● Stated exercise
Copy out all the entries exactly.

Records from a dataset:
══════
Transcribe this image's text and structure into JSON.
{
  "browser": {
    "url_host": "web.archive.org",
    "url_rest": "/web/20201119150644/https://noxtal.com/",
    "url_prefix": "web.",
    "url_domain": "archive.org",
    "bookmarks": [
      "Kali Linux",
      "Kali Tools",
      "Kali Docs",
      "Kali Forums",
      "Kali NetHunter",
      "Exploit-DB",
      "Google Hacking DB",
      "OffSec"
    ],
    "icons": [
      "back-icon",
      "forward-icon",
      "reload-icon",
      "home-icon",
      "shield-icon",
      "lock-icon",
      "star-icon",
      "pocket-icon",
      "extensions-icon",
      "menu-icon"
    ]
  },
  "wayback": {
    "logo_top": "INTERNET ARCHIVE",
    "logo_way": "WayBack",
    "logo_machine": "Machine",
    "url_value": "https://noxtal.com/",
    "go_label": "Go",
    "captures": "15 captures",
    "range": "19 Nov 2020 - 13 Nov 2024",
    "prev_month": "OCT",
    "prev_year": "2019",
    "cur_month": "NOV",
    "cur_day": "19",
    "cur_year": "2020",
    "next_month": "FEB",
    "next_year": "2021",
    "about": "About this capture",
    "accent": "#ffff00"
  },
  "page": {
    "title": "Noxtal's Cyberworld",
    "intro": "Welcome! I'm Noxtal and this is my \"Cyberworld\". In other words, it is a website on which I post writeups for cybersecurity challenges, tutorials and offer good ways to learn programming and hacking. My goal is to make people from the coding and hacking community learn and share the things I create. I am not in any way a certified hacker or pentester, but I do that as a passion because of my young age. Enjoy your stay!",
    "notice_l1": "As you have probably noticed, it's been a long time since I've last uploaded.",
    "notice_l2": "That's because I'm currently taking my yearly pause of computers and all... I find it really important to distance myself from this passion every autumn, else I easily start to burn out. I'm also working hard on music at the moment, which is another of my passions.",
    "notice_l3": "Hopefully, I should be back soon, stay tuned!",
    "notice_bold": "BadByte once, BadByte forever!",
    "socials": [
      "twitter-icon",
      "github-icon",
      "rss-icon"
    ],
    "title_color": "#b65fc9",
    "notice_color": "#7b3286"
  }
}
══════
● Written solution
Transcribe this image's text and structure into JSON.
{
  "browser": {
    "url_host": "web.archive.org",
    "url_rest": "/web/20201119150644/https://noxtal.com/",
    "url_prefix": "web.",
    "url_domain": "archive.org",
    "bookmarks": [
      "Kali Linux",
      "Kali Tools",
      "Kali Docs",
      "Kali Forums",
      "Kali NetHunter",
      "Exploit-DB",
      "Google Hacking DB",
      "OffSec"
    ],
    "icons": [
      "back-icon",
      "forward-icon",
      "reload-icon",
      "home-icon",
      "shield-icon",
      "lock-icon",
      "star-icon",
      "pocket-icon",
      "extensions-icon",
      "menu-icon"
    ]
  },
  "wayback": {
    "logo_top": "INTERNET ARCHIVE",
    "logo_way": "WayBack",
    "logo_machine": "Machine",
    "url_value": "https://noxtal.com/",
    "go_label": "Go",
    "captures": "15 captures",
    "range": "19 Nov 2020 - 13 Nov 2024",
    "prev_month": "OCT",
    "prev_year": "2019",
    "cur_month": "NOV",
    "cur_day": "19",
    "cur_year": "2020",
    "next_month": "FEB",
    "next_year": "2021",
    "about": "About this capture",
    "accent": "#ffff00"
  },
  "page": {
    "title": "Noxtal's Cyberworld",
    "intro": "Welcome! I'm Noxtal and this is my \"Cyberworld\". In other words, it is a website on which I post writeups for cybersecurity challenges, tutorials and offer good ways to learn programming and hacking. My goal is to make people from the coding and hacking community learn and share the things I create. I am not in any way a certified hacker or pentester, but I do that as a passion because of my young age. Enjoy your stay!",
    "notice_l1": "As you have probably noticed, it's been a long time since I've last uploaded.",
    "notice_l2": "That's because I'm currently taking my yearly pause of computers and all... I find it really important to distance myself from this passion every autumn, else I easily start to burn out. I'm also working hard on music at the moment, which is another of my passions.",
    "notice_l3": "Hopefully, I should be back soon, stay tuned!",
    "notice_bold": "BadByte once, BadByte forever!",
    "socials": [
      "twitter-icon",
      "github-icon",
      "rss-icon"
    ],
    "title_color": "#b65fc9",
    "notice_color": "#7b3286"
  }
}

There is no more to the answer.